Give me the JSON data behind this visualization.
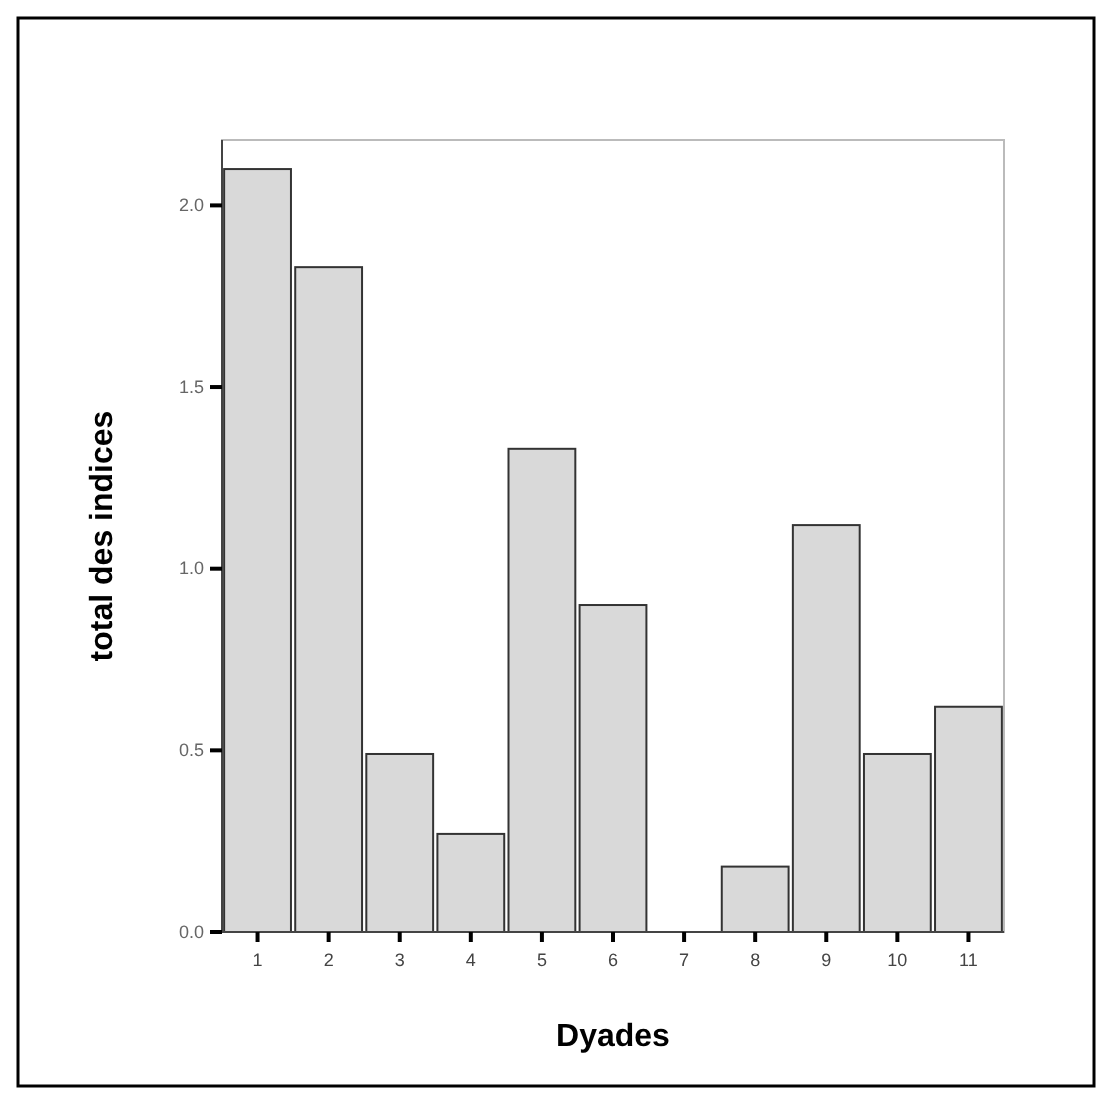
{
  "chart_data": {
    "type": "bar",
    "xlabel": "Dyades",
    "ylabel": "total des indices",
    "categories": [
      "1",
      "2",
      "3",
      "4",
      "5",
      "6",
      "7",
      "8",
      "9",
      "10",
      "11"
    ],
    "values": [
      2.1,
      1.83,
      0.49,
      0.27,
      1.33,
      0.9,
      0,
      0.18,
      1.12,
      0.49,
      0.62
    ],
    "color": "#d9d9d9",
    "ylim": [
      0,
      2.18
    ],
    "yticks": [
      {
        "value": 0,
        "label": "0.0"
      },
      {
        "value": 0.5,
        "label": "0.5"
      },
      {
        "value": 1,
        "label": "1.0"
      },
      {
        "value": 1.5,
        "label": "1.5"
      },
      {
        "value": 2,
        "label": "2.0"
      }
    ],
    "grid": false
  }
}
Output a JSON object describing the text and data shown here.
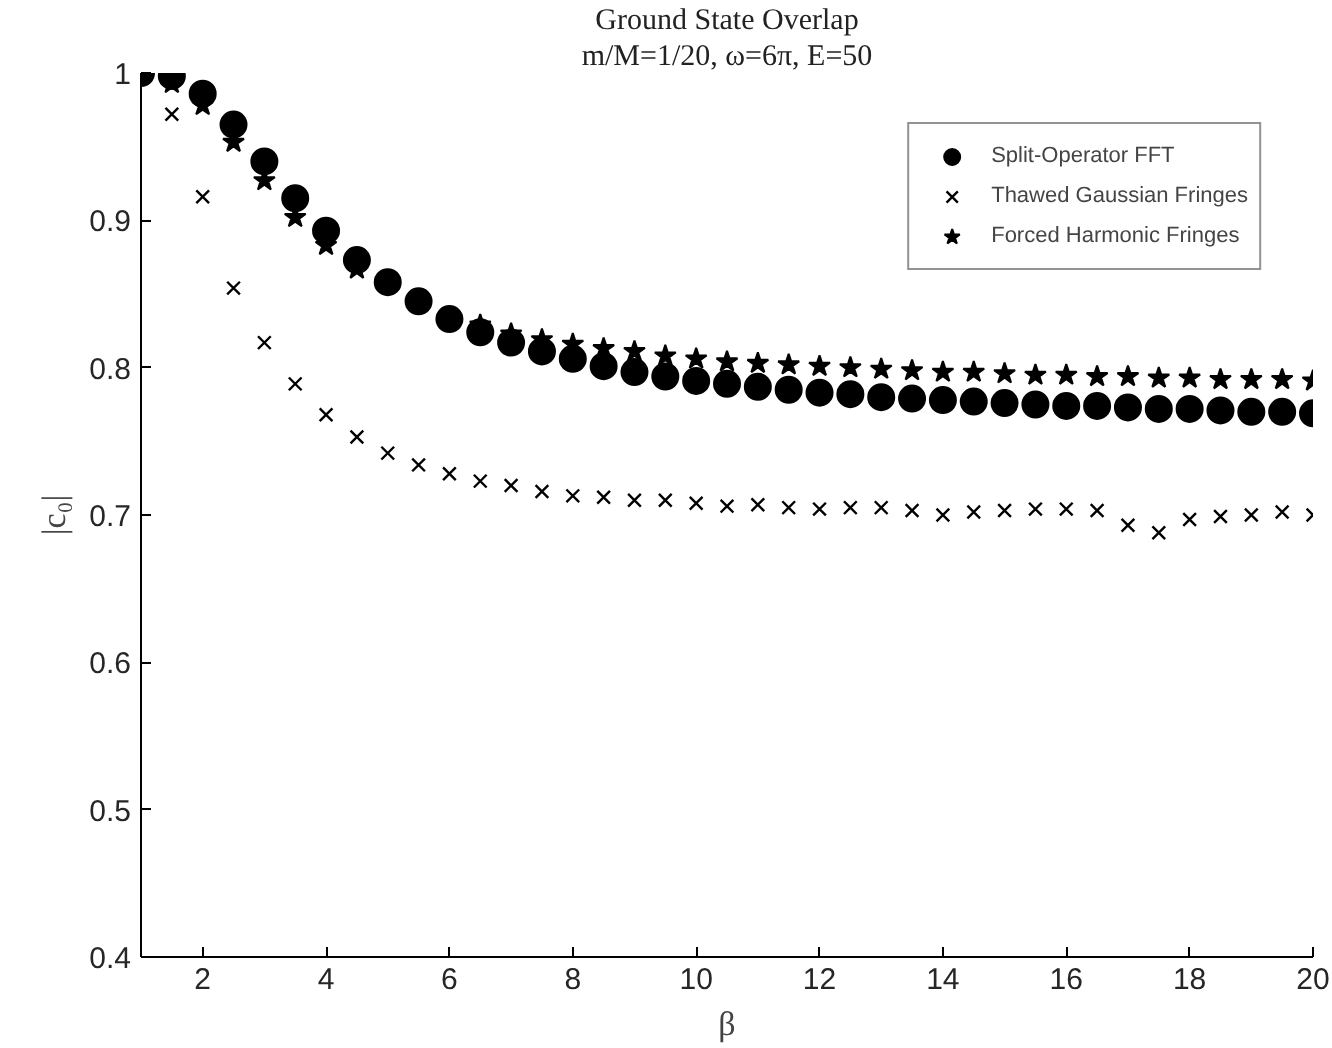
{
  "chart_data": {
    "type": "scatter",
    "title": "Ground State Overlap",
    "subtitle": "m/M=1/20, ω=6π, E=50",
    "xlabel": "β",
    "ylabel": "|c₀|",
    "x": [
      1,
      1.5,
      2,
      2.5,
      3,
      3.5,
      4,
      4.5,
      5,
      5.5,
      6,
      6.5,
      7,
      7.5,
      8,
      8.5,
      9,
      9.5,
      10,
      10.5,
      11,
      11.5,
      12,
      12.5,
      13,
      13.5,
      14,
      14.5,
      15,
      15.5,
      16,
      16.5,
      17,
      17.5,
      18,
      18.5,
      19,
      19.5,
      20
    ],
    "xlim": [
      1,
      20
    ],
    "xticks": [
      2,
      4,
      6,
      8,
      10,
      12,
      14,
      16,
      18,
      20
    ],
    "ylim": [
      0.4,
      1
    ],
    "yticks": [
      0.4,
      0.5,
      0.6,
      0.7,
      0.8,
      0.9,
      1
    ],
    "grid": false,
    "legend": "top right",
    "series": [
      {
        "name": "Split-Operator FFT",
        "color": "#000000",
        "marker": "circle",
        "values": [
          1,
          0.998,
          0.986,
          0.965,
          0.94,
          0.915,
          0.893,
          0.873,
          0.858,
          0.845,
          0.833,
          0.824,
          0.817,
          0.811,
          0.806,
          0.801,
          0.797,
          0.794,
          0.791,
          0.789,
          0.787,
          0.785,
          0.783,
          0.782,
          0.78,
          0.779,
          0.778,
          0.777,
          0.776,
          0.775,
          0.774,
          0.774,
          0.773,
          0.772,
          0.772,
          0.771,
          0.77,
          0.77,
          0.769
        ]
      },
      {
        "name": "Thawed Gaussian Fringes",
        "color": "#000000",
        "marker": "cross",
        "values": [
          null,
          0.972,
          0.916,
          0.854,
          0.817,
          0.789,
          0.768,
          0.753,
          0.742,
          0.734,
          0.728,
          0.723,
          0.72,
          0.716,
          0.713,
          0.712,
          0.71,
          0.71,
          0.708,
          0.706,
          0.707,
          0.705,
          0.704,
          0.705,
          0.705,
          0.703,
          0.7,
          0.702,
          0.703,
          0.704,
          0.704,
          0.703,
          0.693,
          0.688,
          0.697,
          0.699,
          0.7,
          0.702,
          0.7
        ]
      },
      {
        "name": "Forced Harmonic Fringes",
        "color": "#000000",
        "marker": "star",
        "values": [
          null,
          0.993,
          0.978,
          0.953,
          0.927,
          0.902,
          0.883,
          0.867,
          null,
          null,
          null,
          0.829,
          0.823,
          0.819,
          0.816,
          0.813,
          0.811,
          0.808,
          0.806,
          0.804,
          0.803,
          0.802,
          0.801,
          0.8,
          0.799,
          0.798,
          0.797,
          0.797,
          0.796,
          0.795,
          0.795,
          0.794,
          0.794,
          0.793,
          0.793,
          0.792,
          0.792,
          0.792,
          0.791
        ]
      }
    ]
  }
}
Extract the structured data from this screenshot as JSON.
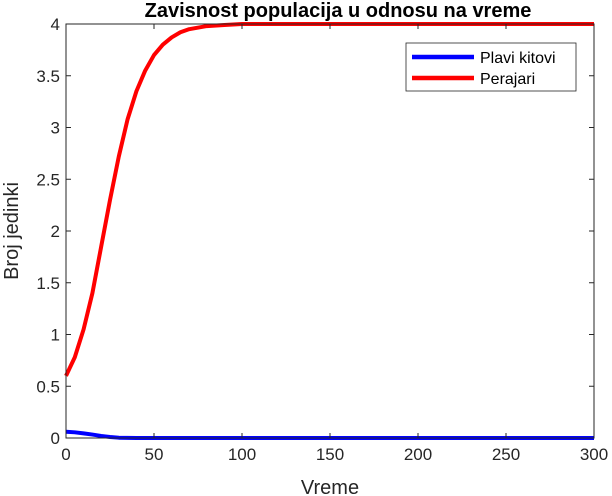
{
  "chart_data": {
    "type": "line",
    "title": "Zavisnost populacija u odnosu na vreme",
    "xlabel": "Vreme",
    "ylabel": "Broj jedinki",
    "xlim": [
      0,
      300
    ],
    "ylim": [
      0,
      4
    ],
    "xticks": [
      0,
      50,
      100,
      150,
      200,
      250,
      300
    ],
    "yticks": [
      0,
      0.5,
      1,
      1.5,
      2,
      2.5,
      3,
      3.5,
      4
    ],
    "xtick_labels": [
      "0",
      "50",
      "100",
      "150",
      "200",
      "250",
      "300"
    ],
    "ytick_labels": [
      "0",
      "0.5",
      "1",
      "1.5",
      "2",
      "2.5",
      "3",
      "3.5",
      "4"
    ],
    "grid": false,
    "legend_position": "top-right",
    "series": [
      {
        "name": "Plavi kitovi",
        "color": "#0000ff",
        "x": [
          0,
          5,
          10,
          15,
          20,
          25,
          30,
          40,
          60,
          100,
          150,
          200,
          250,
          300
        ],
        "y": [
          0.06,
          0.055,
          0.045,
          0.033,
          0.02,
          0.01,
          0.003,
          0.0,
          0.0,
          0.0,
          0.0,
          0.0,
          0.0,
          0.0
        ]
      },
      {
        "name": "Perajari",
        "color": "#ff0000",
        "x": [
          0,
          5,
          10,
          15,
          20,
          25,
          30,
          35,
          40,
          45,
          50,
          55,
          60,
          65,
          70,
          80,
          90,
          100,
          120,
          150,
          200,
          250,
          300
        ],
        "y": [
          0.6,
          0.78,
          1.05,
          1.4,
          1.85,
          2.3,
          2.72,
          3.08,
          3.35,
          3.55,
          3.7,
          3.8,
          3.87,
          3.92,
          3.95,
          3.98,
          3.99,
          4.0,
          4.0,
          4.0,
          4.0,
          4.0,
          4.0
        ]
      }
    ]
  }
}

|---|

_STATED TASK_: Pull every line containing "marker" from the material above.

_RESPONSE TO THE EXERCISE_:
        "marker": "circle",
        "marker": "cross",
        "marker": "star",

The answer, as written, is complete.